(Recorded data)
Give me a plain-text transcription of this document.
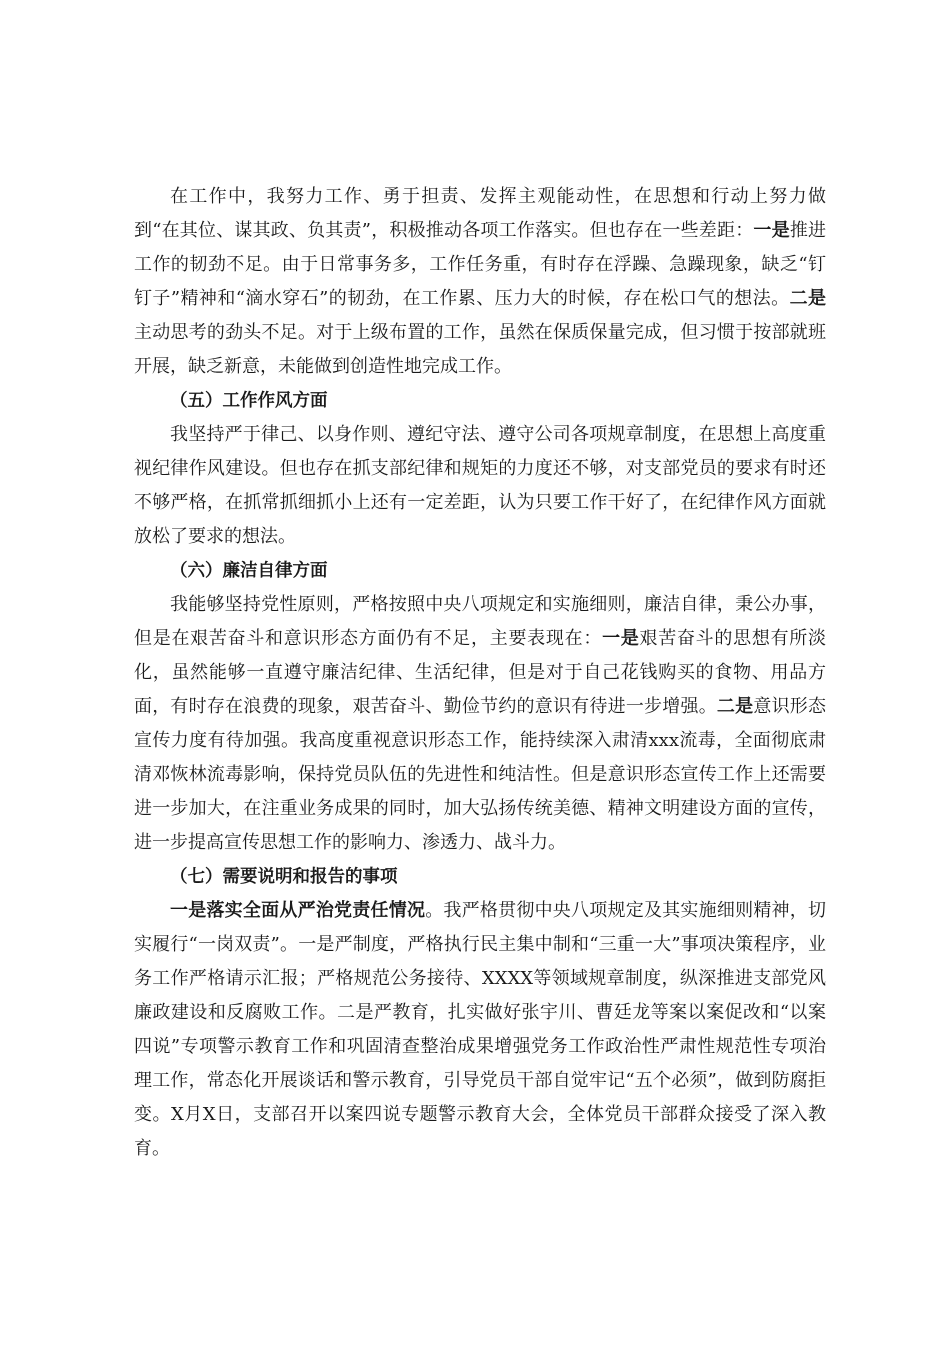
在工作中，我努力工作、勇于担责、发挥主观能动性，在思想和行动上努力做到“在其位、谋其政、负其责”，积极推动各项工作落实。但也存在一些差距：一是推进工作的韧劲不足。由于日常事务多，工作任务重，有时存在浮躁、急躁现象，缺乏“钉钉子”精神和“滴水穿石”的韧劲，在工作累、压力大的时候，存在松口气的想法。二是主动思考的劲头不足。对于上级布置的工作，虽然在保质保量完成，但习惯于按部就班开展，缺乏新意，未能做到创造性地完成工作。

（五）工作作风方面

我坚持严于律己、以身作则、遵纪守法、遵守公司各项规章制度，在思想上高度重视纪律作风建设。但也存在抓支部纪律和规矩的力度还不够，对支部党员的要求有时还不够严格，在抓常抓细抓小上还有一定差距，认为只要工作干好了，在纪律作风方面就放松了要求的想法。

（六）廉洁自律方面

我能够坚持党性原则，严格按照中央八项规定和实施细则，廉洁自律，秉公办事，但是在艰苦奋斗和意识形态方面仍有不足，主要表现在：一是艰苦奋斗的思想有所淡化，虽然能够一直遵守廉洁纪律、生活纪律，但是对于自己花钱购买的食物、用品方面，有时存在浪费的现象，艰苦奋斗、勤俭节约的意识有待进一步增强。二是意识形态宣传力度有待加强。我高度重视意识形态工作，能持续深入肃清xxx流毒，全面彻底肃清邓恢林流毒影响，保持党员队伍的先进性和纯洁性。但是意识形态宣传工作上还需要进一步加大，在注重业务成果的同时，加大弘扬传统美德、精神文明建设方面的宣传，进一步提高宣传思想工作的影响力、渗透力、战斗力。

（七）需要说明和报告的事项

一是落实全面从严治党责任情况。我严格贯彻中央八项规定及其实施细则精神，切实履行“一岗双责”。一是严制度，严格执行民主集中制和“三重一大”事项决策程序，业务工作严格请示汇报；严格规范公务接待、XXXX等领域规章制度，纵深推进支部党风廉政建设和反腐败工作。二是严教育，扎实做好张宇川、曹廷龙等案以案促改和“以案四说”专项警示教育工作和巩固清查整治成果增强党务工作政治性严肃性规范性专项治理工作，常态化开展谈话和警示教育，引导党员干部自觉牢记“五个必须”，做到防腐拒变。X月X日，支部召开以案四说专题警示教育大会，全体党员干部群众接受了深入教育。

Task
Print the full listing exactly, dropping the pictures.

Solution to the problem
Give me a plain-text transcription of this document.
在工作中，我努力工作、勇于担责、发挥主观能动性，在思想和行动上努力做到“在其位、谋其政、负其责”，积极推动各项工作落实。但也存在一些差距：一是推进工作的韧劲不足。由于日常事务多，工作任务重，有时存在浮躁、急躁现象，缺乏“钉钉子”精神和“滴水穿石”的韧劲，在工作累、压力大的时候，存在松口气的想法。二是主动思考的劲头不足。对于上级布置的工作，虽然在保质保量完成，但习惯于按部就班开展，缺乏新意，未能做到创造性地完成工作。

（五）工作作风方面

我坚持严于律己、以身作则、遵纪守法、遵守公司各项规章制度，在思想上高度重视纪律作风建设。但也存在抓支部纪律和规矩的力度还不够，对支部党员的要求有时还不够严格，在抓常抓细抓小上还有一定差距，认为只要工作干好了，在纪律作风方面就放松了要求的想法。

（六）廉洁自律方面

我能够坚持党性原则，严格按照中央八项规定和实施细则，廉洁自律，秉公办事，但是在艰苦奋斗和意识形态方面仍有不足，主要表现在：一是艰苦奋斗的思想有所淡化，虽然能够一直遵守廉洁纪律、生活纪律，但是对于自己花钱购买的食物、用品方面，有时存在浪费的现象，艰苦奋斗、勤俭节约的意识有待进一步增强。二是意识形态宣传力度有待加强。我高度重视意识形态工作，能持续深入肃清xxx流毒，全面彻底肃清邓恢林流毒影响，保持党员队伍的先进性和纯洁性。但是意识形态宣传工作上还需要进一步加大，在注重业务成果的同时，加大弘扬传统美德、精神文明建设方面的宣传，进一步提高宣传思想工作的影响力、渗透力、战斗力。

（七）需要说明和报告的事项

一是落实全面从严治党责任情况。我严格贯彻中央八项规定及其实施细则精神，切实履行“一岗双责”。一是严制度，严格执行民主集中制和“三重一大”事项决策程序，业务工作严格请示汇报；严格规范公务接待、XXXX等领域规章制度，纵深推进支部党风廉政建设和反腐败工作。二是严教育，扎实做好张宇川、曹廷龙等案以案促改和“以案四说”专项警示教育工作和巩固清查整治成果增强党务工作政治性严肃性规范性专项治理工作，常态化开展谈话和警示教育，引导党员干部自觉牢记“五个必须”，做到防腐拒变。X月X日，支部召开以案四说专题警示教育大会，全体党员干部群众接受了深入教育。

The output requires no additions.